*Work instructions*
1/ Retype the economic outlook passage word for word, in full.
2/ Convert the lines of the listing between the line holding "calendar-cell: 22 Sunrise: 7:00" and the line holding "day-info: Sunrise: 6:59 AMSunset: 5:59", inclusive, into a JSON list of strings with one string per line, leaving out blank lines.

*Text section*
For now, the political paralysis in Europe leaves the outlook extremely uncertain at a time when it is ‘touch and go’ whether the UK undergoes a renewed downturn. Based on our own business and consumer confidence surveys at Lloyds Bank, the next three to six months are likely to see very little growth at all. But if, and it is a big if, EU politicians can manage to stem the crisis of confidence, recession should be avoided. Given the catastrophic costs of failing to do so, this remains our central call. Assuming the situation in Europe does stabilise, economic conditions should start to improve in the year ahead. We look for UK GDP to expand by around 1% both this year and next, rising to around 2.0%-2.5% thereafter. So while the downside risks are high, there are still reasons to be cautiously optimistic.

(Element location listing)
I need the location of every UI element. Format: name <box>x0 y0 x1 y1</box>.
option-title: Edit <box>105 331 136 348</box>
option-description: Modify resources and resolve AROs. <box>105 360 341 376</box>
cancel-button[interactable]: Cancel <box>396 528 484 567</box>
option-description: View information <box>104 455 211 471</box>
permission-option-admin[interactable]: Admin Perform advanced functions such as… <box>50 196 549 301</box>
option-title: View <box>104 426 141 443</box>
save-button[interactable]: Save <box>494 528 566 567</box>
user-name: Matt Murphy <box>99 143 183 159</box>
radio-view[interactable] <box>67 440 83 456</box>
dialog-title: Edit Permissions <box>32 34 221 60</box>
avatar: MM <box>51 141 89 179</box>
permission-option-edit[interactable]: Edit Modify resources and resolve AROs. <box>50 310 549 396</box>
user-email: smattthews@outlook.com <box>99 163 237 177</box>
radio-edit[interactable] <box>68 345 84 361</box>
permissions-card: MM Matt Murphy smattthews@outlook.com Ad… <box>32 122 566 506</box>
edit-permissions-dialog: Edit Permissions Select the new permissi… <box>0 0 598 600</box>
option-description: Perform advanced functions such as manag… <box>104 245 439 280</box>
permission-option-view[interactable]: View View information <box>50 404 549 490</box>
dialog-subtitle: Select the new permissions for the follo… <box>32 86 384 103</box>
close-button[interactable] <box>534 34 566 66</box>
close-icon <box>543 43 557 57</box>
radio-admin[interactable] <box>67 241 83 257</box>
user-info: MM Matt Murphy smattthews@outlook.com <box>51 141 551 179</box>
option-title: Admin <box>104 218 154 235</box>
==
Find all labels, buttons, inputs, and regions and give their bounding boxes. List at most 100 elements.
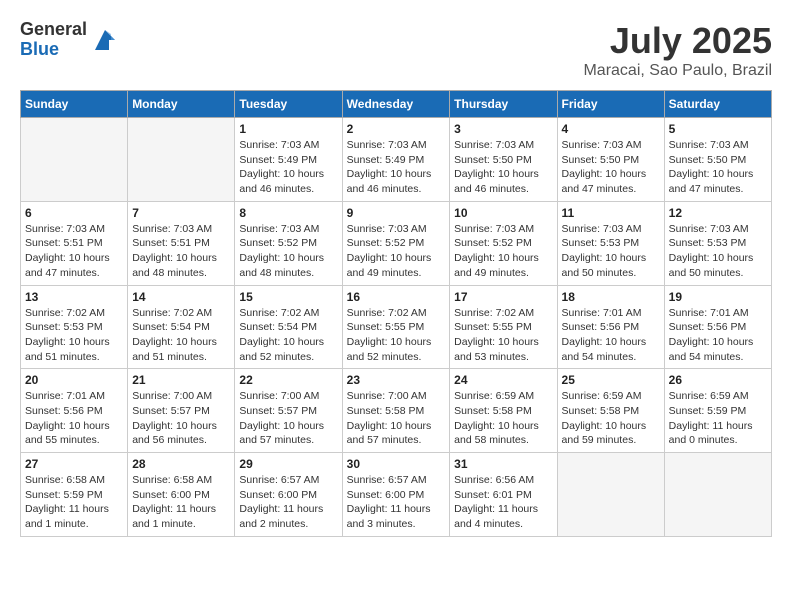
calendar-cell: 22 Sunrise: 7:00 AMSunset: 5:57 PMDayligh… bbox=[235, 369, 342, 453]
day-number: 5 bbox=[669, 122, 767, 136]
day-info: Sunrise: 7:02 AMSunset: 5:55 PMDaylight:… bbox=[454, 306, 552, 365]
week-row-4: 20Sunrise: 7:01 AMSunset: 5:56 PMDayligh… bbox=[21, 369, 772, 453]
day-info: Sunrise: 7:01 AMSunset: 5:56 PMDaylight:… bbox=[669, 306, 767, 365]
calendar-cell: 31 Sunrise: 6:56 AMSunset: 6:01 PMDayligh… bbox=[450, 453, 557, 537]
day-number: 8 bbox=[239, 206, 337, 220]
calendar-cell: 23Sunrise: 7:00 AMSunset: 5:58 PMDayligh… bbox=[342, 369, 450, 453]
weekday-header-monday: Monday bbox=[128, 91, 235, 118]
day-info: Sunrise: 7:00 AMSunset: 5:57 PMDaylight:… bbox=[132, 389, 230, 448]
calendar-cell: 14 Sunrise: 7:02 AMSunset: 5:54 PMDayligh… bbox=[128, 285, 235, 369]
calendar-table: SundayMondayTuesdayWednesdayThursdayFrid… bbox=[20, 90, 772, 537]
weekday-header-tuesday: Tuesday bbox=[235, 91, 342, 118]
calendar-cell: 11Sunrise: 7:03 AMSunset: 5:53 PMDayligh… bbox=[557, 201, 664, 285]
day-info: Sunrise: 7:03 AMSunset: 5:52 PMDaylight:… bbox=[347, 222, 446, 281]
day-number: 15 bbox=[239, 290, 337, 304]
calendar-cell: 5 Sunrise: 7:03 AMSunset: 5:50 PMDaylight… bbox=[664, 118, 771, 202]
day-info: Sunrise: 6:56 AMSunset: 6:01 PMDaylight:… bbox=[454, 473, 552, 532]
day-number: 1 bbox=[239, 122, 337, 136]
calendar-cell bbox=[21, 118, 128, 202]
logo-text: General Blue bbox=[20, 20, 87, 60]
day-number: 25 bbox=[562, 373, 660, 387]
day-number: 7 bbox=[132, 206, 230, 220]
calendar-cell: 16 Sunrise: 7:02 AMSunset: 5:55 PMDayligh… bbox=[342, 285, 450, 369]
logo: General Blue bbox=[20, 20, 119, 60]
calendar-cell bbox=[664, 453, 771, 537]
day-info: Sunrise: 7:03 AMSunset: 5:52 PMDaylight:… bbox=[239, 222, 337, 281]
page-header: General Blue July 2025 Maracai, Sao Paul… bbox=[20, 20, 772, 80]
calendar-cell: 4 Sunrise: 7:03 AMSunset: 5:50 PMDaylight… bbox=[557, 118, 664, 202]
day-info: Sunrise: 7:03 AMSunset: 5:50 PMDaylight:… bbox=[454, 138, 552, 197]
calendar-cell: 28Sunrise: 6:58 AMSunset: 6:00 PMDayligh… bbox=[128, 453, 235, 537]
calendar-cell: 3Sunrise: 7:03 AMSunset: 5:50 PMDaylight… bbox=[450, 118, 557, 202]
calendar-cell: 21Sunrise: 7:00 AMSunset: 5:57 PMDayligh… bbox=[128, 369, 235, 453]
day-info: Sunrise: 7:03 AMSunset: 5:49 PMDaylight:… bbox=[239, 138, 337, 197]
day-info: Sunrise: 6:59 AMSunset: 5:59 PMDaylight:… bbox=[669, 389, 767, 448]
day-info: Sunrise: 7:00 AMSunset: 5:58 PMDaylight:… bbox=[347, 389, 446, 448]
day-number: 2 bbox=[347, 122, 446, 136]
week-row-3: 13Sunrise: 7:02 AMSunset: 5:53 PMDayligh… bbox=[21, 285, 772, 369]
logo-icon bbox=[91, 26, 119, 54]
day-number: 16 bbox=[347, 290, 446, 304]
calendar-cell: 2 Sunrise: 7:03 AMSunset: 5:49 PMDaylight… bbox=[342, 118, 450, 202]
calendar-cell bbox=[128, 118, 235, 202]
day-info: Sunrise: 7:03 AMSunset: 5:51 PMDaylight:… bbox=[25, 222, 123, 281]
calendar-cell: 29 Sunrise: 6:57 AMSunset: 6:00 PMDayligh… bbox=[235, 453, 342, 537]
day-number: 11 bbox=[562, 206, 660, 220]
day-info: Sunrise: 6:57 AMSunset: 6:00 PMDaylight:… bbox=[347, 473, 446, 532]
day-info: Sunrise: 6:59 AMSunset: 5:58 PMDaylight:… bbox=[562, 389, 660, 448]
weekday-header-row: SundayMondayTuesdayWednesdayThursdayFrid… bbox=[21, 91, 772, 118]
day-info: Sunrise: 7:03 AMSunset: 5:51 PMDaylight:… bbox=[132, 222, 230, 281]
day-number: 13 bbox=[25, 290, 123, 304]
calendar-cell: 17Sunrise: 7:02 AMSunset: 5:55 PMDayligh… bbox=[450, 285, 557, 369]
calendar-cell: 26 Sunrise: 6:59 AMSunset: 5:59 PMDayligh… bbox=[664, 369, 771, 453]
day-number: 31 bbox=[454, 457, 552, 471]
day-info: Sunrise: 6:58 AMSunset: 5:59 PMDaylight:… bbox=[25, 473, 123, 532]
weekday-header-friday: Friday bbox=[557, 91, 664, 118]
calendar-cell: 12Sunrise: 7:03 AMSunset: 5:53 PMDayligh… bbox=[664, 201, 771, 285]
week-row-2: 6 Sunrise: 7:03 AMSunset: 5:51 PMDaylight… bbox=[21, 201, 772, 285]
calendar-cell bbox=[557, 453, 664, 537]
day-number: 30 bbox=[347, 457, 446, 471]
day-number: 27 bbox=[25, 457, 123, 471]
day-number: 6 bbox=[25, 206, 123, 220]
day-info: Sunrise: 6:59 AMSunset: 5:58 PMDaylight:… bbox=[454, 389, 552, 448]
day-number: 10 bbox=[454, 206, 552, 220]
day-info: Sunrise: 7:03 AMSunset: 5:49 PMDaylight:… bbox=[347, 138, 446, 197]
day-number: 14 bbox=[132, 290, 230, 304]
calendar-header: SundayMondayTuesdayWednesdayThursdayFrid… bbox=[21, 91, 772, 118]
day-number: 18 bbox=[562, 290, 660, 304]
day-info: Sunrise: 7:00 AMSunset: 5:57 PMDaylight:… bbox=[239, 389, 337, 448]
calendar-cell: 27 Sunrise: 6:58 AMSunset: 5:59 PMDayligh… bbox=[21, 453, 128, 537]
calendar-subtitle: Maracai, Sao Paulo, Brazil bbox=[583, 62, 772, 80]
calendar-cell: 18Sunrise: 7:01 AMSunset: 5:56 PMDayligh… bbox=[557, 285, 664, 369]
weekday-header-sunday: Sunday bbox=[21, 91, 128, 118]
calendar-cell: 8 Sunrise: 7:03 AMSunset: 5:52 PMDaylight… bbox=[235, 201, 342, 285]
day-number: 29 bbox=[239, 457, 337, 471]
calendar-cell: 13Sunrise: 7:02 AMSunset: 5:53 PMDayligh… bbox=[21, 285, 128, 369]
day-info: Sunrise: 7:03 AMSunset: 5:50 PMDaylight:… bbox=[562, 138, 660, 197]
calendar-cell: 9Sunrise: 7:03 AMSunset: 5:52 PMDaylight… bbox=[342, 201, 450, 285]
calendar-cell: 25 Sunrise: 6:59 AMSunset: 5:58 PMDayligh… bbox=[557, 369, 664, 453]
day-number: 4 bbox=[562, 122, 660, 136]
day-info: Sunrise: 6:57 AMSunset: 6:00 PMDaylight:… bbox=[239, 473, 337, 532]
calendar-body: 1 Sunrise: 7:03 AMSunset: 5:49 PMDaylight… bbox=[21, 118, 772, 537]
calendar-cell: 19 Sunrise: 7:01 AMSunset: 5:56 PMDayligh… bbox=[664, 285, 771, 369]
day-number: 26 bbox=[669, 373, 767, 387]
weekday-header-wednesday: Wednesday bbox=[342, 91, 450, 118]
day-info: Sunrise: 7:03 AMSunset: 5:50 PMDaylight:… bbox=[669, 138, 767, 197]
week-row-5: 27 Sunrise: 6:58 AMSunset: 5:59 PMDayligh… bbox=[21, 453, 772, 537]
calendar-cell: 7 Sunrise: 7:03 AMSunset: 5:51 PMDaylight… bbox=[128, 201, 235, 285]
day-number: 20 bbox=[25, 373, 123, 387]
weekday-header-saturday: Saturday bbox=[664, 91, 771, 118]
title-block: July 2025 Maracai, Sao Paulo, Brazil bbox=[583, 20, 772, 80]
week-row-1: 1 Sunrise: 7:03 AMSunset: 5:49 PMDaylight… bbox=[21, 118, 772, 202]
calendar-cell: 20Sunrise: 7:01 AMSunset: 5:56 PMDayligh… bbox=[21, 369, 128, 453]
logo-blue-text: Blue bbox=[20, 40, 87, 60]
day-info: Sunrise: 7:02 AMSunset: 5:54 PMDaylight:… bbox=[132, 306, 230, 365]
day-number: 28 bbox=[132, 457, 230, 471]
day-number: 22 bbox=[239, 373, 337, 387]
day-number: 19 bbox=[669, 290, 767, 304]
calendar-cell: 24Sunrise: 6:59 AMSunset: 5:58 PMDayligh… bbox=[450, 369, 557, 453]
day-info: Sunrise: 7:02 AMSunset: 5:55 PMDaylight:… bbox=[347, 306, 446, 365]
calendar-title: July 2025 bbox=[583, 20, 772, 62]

*Written answers*
1/
For now, the political paralysis in Europe leaves the outlook extremely uncertain at a time when it is ‘touch and go’ whether the UK undergoes a renewed downturn. Based on our own business and consumer confidence surveys at Lloyds Bank, the next three to six months are likely to see very little growth at all. But if, and it is a big if, EU politicians can manage to stem the crisis of confidence, recession should be avoided. Given the catastrophic costs of failing to do so, this remains our central call. Assuming the situation in Europe does stabilise, economic conditions should start to improve in the year ahead. We look for UK GDP to expand by around 1% both this year and next, rising to around 2.0%-2.5% thereafter. So while the downside risks are high, there are still reasons to be cautiously optimistic.

2/
[
  "calendar-cell: 22 Sunrise: 7:00 AMSunset: 5:57 PMDayligh… bbox=[235, 369, 342, 453]",
  "day-number: 5 bbox=[669, 122, 767, 136]",
  "day-info: Sunrise: 7:02 AMSunset: 5:55 PMDaylight:… bbox=[454, 306, 552, 365]",
  "week-row-4: 20Sunrise: 7:01 AMSunset: 5:56 PMDayligh… bbox=[21, 369, 772, 453]",
  "day-info: Sunrise: 7:01 AMSunset: 5:56 PMDaylight:… bbox=[669, 306, 767, 365]",
  "calendar-cell: 31 Sunrise: 6:56 AMSunset: 6:01 PMDayligh… bbox=[450, 453, 557, 537]",
  "day-number: 8 bbox=[239, 206, 337, 220]",
  "calendar-cell: 23Sunrise: 7:00 AMSunset: 5:58 PMDayligh… bbox=[342, 369, 450, 453]",
  "weekday-header-monday: Monday bbox=[128, 91, 235, 118]",
  "day-info: Sunrise: 7:00 AMSunset: 5:57 PMDaylight:… bbox=[132, 389, 230, 448]",
  "calendar-cell: 14 Sunrise: 7:02 AMSunset: 5:54 PMDayligh… bbox=[128, 285, 235, 369]",
  "calendar-table: SundayMondayTuesdayWednesdayThursdayFrid… bbox=[20, 90, 772, 537]",
  "weekday-header-tuesday: Tuesday bbox=[235, 91, 342, 118]",
  "calendar-cell: 11Sunrise: 7:03 AMSunset: 5:53 PMDayligh… bbox=[557, 201, 664, 285]",
  "day-info: Sunrise: 7:03 AMSunset: 5:52 PMDaylight:… bbox=[347, 222, 446, 281]",
  "day-number: 15 bbox=[239, 290, 337, 304]",
  "calendar-cell: 5 Sunrise: 7:03 AMSunset: 5:50 PMDaylight… bbox=[664, 118, 771, 202]",
  "day-info: Sunrise: 6:56 AMSunset: 6:01 PMDaylight:… bbox=[454, 473, 552, 532]",
  "day-number: 1 bbox=[239, 122, 337, 136]",
  "calendar-cell bbox=[21, 118, 128, 202]",
  "logo-text: General Blue bbox=[20, 20, 87, 60]",
  "day-number: 25 bbox=[562, 373, 660, 387]",
  "day-number: 7 bbox=[132, 206, 230, 220]",
  "calendar-cell: 16 Sunrise: 7:02 AMSunset: 5:55 PMDayligh… bbox=[342, 285, 450, 369]",
  "logo: General Blue bbox=[20, 20, 119, 60]",
  "calendar-cell bbox=[664, 453, 771, 537]",
  "day-info: Sunrise: 7:03 AMSunset: 5:52 PMDaylight:… bbox=[239, 222, 337, 281]",
  "page-header: General Blue July 2025 Maracai, Sao Paul… bbox=[20, 20, 772, 80]",
  "calendar-cell: 4 Sunrise: 7:03 AMSunset: 5:50 PMDaylight… bbox=[557, 118, 664, 202]",
  "day-info: Sunrise: 7:03 AMSunset: 5:50 PMDaylight:… bbox=[454, 138, 552, 197]",
  "calendar-cell: 28Sunrise: 6:58 AMSunset: 6:00 PMDayligh… bbox=[128, 453, 235, 537]",
  "calendar-cell: 3Sunrise: 7:03 AMSunset: 5:50 PMDaylight… bbox=[450, 118, 557, 202]",
  "calendar-cell: 21Sunrise: 7:00 AMSunset: 5:57 PMDayligh… bbox=[128, 369, 235, 453]",
  "day-info: Sunrise: 7:03 AMSunset: 5:49 PMDaylight:… bbox=[239, 138, 337, 197]",
  "day-info: Sunrise: 6:59 AMSunset: 5:59 PMDaylight:… bbox=[669, 389, 767, 448]"
]